_DESCRIPTION OF THE TASK_
Starting at the first line of the data and stopping after the line that contains "temp-tick: -5 [1150, 271, 1163, 285]", render those lines as a JSON list of strings with one string per line. Leave out any blank lines.

--- Start DATA LISTING ---

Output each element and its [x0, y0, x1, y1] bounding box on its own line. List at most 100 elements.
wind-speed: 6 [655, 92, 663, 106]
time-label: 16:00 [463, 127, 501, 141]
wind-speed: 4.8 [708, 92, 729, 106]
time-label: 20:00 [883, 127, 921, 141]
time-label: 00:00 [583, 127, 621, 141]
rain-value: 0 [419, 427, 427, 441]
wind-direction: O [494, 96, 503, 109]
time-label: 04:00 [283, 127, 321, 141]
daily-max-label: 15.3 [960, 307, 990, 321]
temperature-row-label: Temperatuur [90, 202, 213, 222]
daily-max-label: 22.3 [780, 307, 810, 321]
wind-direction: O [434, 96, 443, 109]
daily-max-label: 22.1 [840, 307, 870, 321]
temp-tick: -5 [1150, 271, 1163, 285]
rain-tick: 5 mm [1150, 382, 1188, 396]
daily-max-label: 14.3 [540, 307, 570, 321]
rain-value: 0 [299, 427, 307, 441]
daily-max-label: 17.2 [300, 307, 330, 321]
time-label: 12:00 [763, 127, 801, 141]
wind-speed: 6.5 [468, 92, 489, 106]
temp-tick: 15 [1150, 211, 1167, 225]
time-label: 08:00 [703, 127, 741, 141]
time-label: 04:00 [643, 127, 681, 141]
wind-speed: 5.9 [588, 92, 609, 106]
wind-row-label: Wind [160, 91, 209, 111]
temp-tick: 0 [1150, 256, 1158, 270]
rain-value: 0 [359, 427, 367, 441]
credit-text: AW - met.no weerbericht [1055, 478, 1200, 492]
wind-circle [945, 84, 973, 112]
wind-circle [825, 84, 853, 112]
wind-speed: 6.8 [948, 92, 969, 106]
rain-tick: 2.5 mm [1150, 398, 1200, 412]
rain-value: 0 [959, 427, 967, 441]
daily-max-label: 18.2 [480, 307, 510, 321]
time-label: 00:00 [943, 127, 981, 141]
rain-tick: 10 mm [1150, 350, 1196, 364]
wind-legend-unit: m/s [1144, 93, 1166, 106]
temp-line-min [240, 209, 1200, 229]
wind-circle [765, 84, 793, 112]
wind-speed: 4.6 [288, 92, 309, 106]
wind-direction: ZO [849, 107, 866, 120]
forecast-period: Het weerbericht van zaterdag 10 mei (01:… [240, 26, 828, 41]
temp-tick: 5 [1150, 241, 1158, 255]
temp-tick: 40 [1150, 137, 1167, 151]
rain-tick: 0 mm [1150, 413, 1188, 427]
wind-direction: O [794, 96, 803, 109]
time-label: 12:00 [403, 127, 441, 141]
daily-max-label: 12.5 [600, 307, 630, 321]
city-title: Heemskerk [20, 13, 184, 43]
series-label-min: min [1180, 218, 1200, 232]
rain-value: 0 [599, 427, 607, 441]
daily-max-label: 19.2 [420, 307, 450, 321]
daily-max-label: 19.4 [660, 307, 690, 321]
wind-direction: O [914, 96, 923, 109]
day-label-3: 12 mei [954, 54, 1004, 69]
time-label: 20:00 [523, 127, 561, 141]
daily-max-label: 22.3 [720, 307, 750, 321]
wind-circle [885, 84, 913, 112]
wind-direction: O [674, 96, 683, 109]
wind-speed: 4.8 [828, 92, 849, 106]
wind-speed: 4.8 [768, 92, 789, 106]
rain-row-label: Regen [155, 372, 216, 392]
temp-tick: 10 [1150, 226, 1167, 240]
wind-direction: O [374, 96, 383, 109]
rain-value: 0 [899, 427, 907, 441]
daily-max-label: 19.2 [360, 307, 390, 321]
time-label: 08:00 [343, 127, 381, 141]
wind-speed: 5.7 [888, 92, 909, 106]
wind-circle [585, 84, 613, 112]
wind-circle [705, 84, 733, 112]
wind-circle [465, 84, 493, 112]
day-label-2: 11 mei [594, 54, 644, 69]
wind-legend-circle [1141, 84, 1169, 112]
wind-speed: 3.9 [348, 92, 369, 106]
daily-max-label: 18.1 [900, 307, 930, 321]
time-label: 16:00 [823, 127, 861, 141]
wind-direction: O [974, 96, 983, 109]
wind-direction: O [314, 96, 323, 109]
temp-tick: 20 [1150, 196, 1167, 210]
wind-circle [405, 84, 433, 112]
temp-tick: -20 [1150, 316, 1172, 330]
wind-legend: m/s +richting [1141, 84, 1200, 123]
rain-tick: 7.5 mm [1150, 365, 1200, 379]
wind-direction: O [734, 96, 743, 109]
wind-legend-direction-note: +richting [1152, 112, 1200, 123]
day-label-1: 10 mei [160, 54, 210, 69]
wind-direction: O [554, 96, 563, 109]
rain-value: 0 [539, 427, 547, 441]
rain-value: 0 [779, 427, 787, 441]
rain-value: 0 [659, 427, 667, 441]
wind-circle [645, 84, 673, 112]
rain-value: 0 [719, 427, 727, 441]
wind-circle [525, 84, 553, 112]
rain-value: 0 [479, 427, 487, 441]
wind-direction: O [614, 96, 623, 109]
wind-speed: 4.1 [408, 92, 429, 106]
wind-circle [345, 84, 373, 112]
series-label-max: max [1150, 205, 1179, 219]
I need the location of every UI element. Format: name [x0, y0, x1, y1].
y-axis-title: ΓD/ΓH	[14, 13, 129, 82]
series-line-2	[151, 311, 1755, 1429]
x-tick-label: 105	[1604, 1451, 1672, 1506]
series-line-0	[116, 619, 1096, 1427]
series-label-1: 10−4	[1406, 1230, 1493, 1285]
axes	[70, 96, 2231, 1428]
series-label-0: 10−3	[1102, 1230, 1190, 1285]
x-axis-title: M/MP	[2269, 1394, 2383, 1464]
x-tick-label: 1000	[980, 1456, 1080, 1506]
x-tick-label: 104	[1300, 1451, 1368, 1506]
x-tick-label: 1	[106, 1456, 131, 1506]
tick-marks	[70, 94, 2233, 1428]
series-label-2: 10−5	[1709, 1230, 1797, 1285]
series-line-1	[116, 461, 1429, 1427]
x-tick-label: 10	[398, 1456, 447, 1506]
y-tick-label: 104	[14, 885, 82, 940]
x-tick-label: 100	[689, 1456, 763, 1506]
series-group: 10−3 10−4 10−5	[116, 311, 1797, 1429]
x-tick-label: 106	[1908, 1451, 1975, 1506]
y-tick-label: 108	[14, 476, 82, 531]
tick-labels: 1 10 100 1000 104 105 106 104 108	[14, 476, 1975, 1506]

--- End DATA LISTING ---

_EXERCISE SOLUTION_
[
  "Output each element and its [x0, y0, x1, y1] bounding box on its own line. List at most 100 elements.",
  "wind-speed: 6 [655, 92, 663, 106]",
  "time-label: 16:00 [463, 127, 501, 141]",
  "wind-speed: 4.8 [708, 92, 729, 106]",
  "time-label: 20:00 [883, 127, 921, 141]",
  "time-label: 00:00 [583, 127, 621, 141]",
  "rain-value: 0 [419, 427, 427, 441]",
  "wind-direction: O [494, 96, 503, 109]",
  "time-label: 04:00 [283, 127, 321, 141]",
  "daily-max-label: 15.3 [960, 307, 990, 321]",
  "temperature-row-label: Temperatuur [90, 202, 213, 222]",
  "daily-max-label: 22.3 [780, 307, 810, 321]",
  "wind-direction: O [434, 96, 443, 109]",
  "daily-max-label: 22.1 [840, 307, 870, 321]",
  "temp-tick: -5 [1150, 271, 1163, 285]"
]